• _EXERCISE TASK_:
Your answer should be one number: how many lines of the data include the string "экологии"?

[start RECORDS SUPPLIED]

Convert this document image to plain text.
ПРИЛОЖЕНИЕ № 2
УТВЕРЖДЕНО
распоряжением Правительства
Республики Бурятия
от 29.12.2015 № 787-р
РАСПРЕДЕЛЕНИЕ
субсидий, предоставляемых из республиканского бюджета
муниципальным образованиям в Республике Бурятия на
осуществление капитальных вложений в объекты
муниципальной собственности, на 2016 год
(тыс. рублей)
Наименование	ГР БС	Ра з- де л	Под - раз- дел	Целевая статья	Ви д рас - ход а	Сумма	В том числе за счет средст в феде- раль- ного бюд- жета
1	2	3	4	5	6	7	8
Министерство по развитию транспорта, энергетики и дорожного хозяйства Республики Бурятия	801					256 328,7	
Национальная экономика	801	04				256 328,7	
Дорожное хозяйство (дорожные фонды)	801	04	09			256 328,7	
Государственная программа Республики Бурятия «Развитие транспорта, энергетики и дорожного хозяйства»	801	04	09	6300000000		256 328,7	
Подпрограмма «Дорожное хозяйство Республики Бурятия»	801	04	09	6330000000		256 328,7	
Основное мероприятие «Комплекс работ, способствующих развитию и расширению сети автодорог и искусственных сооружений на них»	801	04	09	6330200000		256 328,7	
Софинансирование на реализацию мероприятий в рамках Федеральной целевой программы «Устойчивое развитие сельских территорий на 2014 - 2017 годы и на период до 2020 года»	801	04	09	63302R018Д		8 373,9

[end RECORDS SUPPLIED]
[start RECORDS SUPPLIED]

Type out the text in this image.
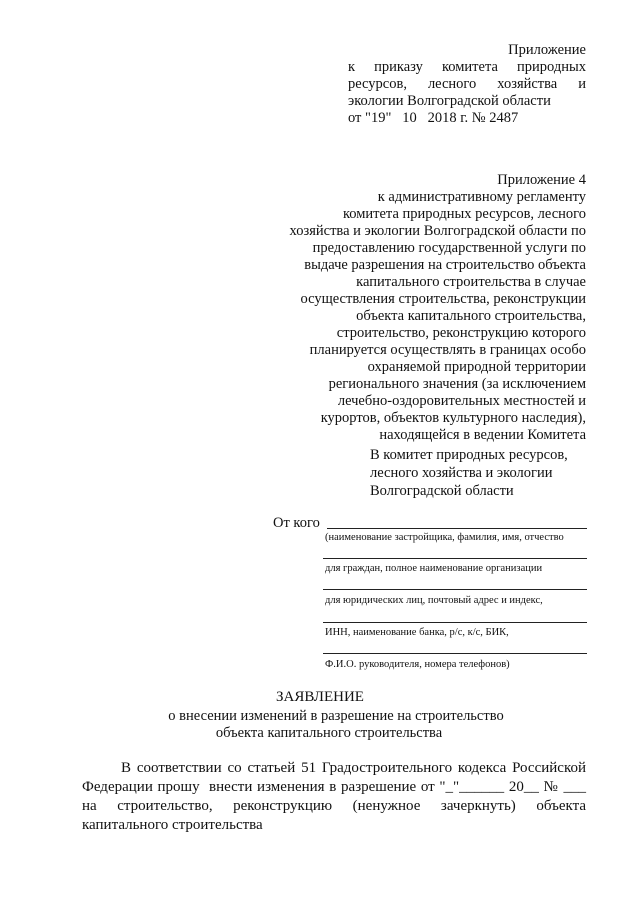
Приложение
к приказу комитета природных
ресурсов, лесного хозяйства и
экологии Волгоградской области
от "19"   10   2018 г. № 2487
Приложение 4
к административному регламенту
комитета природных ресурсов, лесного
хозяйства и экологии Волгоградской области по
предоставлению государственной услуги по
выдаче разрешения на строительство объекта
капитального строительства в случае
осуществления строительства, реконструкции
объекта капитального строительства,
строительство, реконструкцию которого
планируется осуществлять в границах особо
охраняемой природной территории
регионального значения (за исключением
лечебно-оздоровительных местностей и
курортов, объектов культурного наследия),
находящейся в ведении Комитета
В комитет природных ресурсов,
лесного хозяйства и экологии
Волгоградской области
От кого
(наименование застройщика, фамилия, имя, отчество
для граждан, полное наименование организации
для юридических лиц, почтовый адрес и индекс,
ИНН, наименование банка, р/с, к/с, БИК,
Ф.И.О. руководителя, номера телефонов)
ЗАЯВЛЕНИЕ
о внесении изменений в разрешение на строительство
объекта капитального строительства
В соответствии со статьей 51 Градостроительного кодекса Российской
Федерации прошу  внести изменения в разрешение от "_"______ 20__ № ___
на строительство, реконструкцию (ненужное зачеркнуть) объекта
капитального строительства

[end RECORDS SUPPLIED]
[start RECORDS SUPPLIED]

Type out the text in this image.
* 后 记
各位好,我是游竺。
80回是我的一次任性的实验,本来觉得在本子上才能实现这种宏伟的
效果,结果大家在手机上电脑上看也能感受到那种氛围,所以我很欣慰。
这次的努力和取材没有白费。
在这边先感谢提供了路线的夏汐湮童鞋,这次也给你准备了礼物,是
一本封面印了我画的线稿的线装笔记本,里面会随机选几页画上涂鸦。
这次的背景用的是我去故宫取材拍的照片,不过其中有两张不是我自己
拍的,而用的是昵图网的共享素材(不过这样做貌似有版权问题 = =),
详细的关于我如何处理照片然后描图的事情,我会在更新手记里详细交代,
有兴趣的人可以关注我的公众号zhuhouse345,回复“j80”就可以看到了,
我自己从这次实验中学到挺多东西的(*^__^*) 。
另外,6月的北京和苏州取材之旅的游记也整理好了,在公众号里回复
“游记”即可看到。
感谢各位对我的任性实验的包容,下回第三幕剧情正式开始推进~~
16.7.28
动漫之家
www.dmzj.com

[end RECORDS SUPPLIED]

• _TASK RESPONSE_:
3